→ **Task requirements**
Reproduce the entries word for word, and omit any picture you find in them.

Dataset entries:
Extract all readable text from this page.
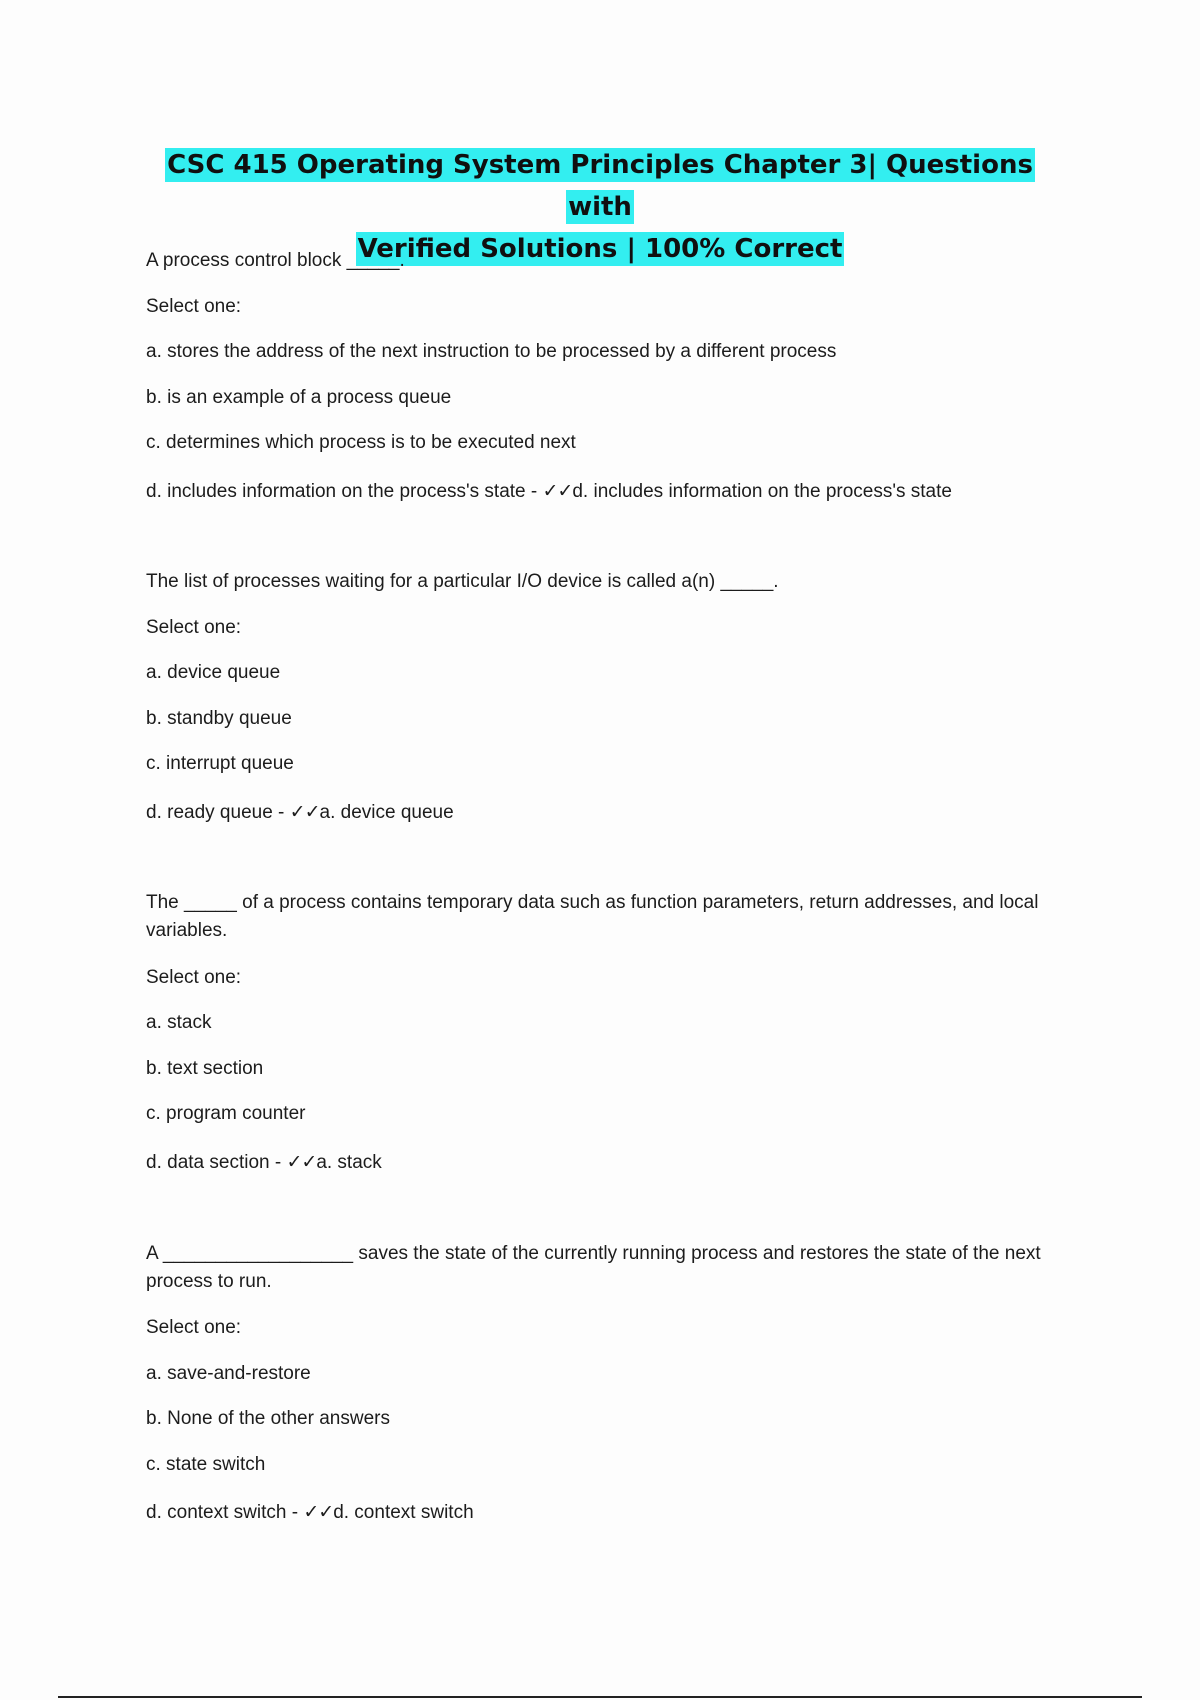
CSC 415 Operating System Principles Chapter 3| Questions with
Verified Solutions | 100% Correct
A process control block _____.
Select one:
a. stores the address of the next instruction to be processed by a different process
b. is an example of a process queue
c. determines which process is to be executed next
d. includes information on the process's state - ✓✓d. includes information on the process's state
The list of processes waiting for a particular I/O device is called a(n) _____.
Select one:
a. device queue
b. standby queue
c. interrupt queue
d. ready queue - ✓✓a. device queue
The _____ of a process contains temporary data such as function parameters, return addresses, and local variables.
Select one:
a. stack
b. text section
c. program counter
d. data section - ✓✓a. stack
A __________________ saves the state of the currently running process and restores the state of the next process to run.
Select one:
a. save-and-restore
b. None of the other answers
c. state switch
d. context switch - ✓✓d. context switch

→ **Response to this exercise**
Extract all readable text from this page.
CSC 415 Operating System Principles Chapter 3| Questions with
Verified Solutions | 100% Correct
A process control block _____.
Select one:
a. stores the address of the next instruction to be processed by a different process
b. is an example of a process queue
c. determines which process is to be executed next
d. includes information on the process's state - ✓✓d. includes information on the process's state
The list of processes waiting for a particular I/O device is called a(n) _____.
Select one:
a. device queue
b. standby queue
c. interrupt queue
d. ready queue - ✓✓a. device queue
The _____ of a process contains temporary data such as function parameters, return addresses, and local variables.
Select one:
a. stack
b. text section
c. program counter
d. data section - ✓✓a. stack
A __________________ saves the state of the currently running process and restores the state of the next process to run.
Select one:
a. save-and-restore
b. None of the other answers
c. state switch
d. context switch - ✓✓d. context switch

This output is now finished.